* BEGIN *

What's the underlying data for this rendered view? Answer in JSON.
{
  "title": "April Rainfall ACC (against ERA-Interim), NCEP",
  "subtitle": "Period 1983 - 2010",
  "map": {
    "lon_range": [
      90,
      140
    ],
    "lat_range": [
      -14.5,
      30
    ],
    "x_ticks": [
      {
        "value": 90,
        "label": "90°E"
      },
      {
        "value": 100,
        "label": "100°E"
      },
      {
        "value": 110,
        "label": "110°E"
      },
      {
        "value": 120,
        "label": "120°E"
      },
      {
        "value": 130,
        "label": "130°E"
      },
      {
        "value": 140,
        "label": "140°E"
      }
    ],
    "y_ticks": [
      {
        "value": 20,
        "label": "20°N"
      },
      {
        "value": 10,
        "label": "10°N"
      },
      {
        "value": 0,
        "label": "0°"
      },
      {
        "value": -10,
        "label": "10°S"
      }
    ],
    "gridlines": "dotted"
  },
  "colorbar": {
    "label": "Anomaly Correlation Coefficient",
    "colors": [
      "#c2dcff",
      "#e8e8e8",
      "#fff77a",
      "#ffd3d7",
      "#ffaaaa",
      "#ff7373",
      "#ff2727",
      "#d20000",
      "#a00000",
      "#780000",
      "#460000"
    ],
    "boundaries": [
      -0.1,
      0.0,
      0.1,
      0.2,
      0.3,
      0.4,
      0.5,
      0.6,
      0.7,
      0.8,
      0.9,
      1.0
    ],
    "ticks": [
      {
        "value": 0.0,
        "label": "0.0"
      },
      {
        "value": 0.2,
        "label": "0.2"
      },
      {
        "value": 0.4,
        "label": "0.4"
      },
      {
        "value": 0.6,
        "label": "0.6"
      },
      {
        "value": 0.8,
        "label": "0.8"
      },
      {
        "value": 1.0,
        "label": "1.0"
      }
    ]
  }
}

* END *

## Exercise details
Exact copies of all the records are required.

## Response to the exercise
What's the underlying data for this rendered view? Answer in JSON.
{
  "title": "April Rainfall ACC (against ERA-Interim), NCEP",
  "subtitle": "Period 1983 - 2010",
  "map": {
    "lon_range": [
      90,
      140
    ],
    "lat_range": [
      -14.5,
      30
    ],
    "x_ticks": [
      {
        "value": 90,
        "label": "90°E"
      },
      {
        "value": 100,
        "label": "100°E"
      },
      {
        "value": 110,
        "label": "110°E"
      },
      {
        "value": 120,
        "label": "120°E"
      },
      {
        "value": 130,
        "label": "130°E"
      },
      {
        "value": 140,
        "label": "140°E"
      }
    ],
    "y_ticks": [
      {
        "value": 20,
        "label": "20°N"
      },
      {
        "value": 10,
        "label": "10°N"
      },
      {
        "value": 0,
        "label": "0°"
      },
      {
        "value": -10,
        "label": "10°S"
      }
    ],
    "gridlines": "dotted"
  },
  "colorbar": {
    "label": "Anomaly Correlation Coefficient",
    "colors": [
      "#c2dcff",
      "#e8e8e8",
      "#fff77a",
      "#ffd3d7",
      "#ffaaaa",
      "#ff7373",
      "#ff2727",
      "#d20000",
      "#a00000",
      "#780000",
      "#460000"
    ],
    "boundaries": [
      -0.1,
      0.0,
      0.1,
      0.2,
      0.3,
      0.4,
      0.5,
      0.6,
      0.7,
      0.8,
      0.9,
      1.0
    ],
    "ticks": [
      {
        "value": 0.0,
        "label": "0.0"
      },
      {
        "value": 0.2,
        "label": "0.2"
      },
      {
        "value": 0.4,
        "label": "0.4"
      },
      {
        "value": 0.6,
        "label": "0.6"
      },
      {
        "value": 0.8,
        "label": "0.8"
      },
      {
        "value": 1.0,
        "label": "1.0"
      }
    ]
  }
}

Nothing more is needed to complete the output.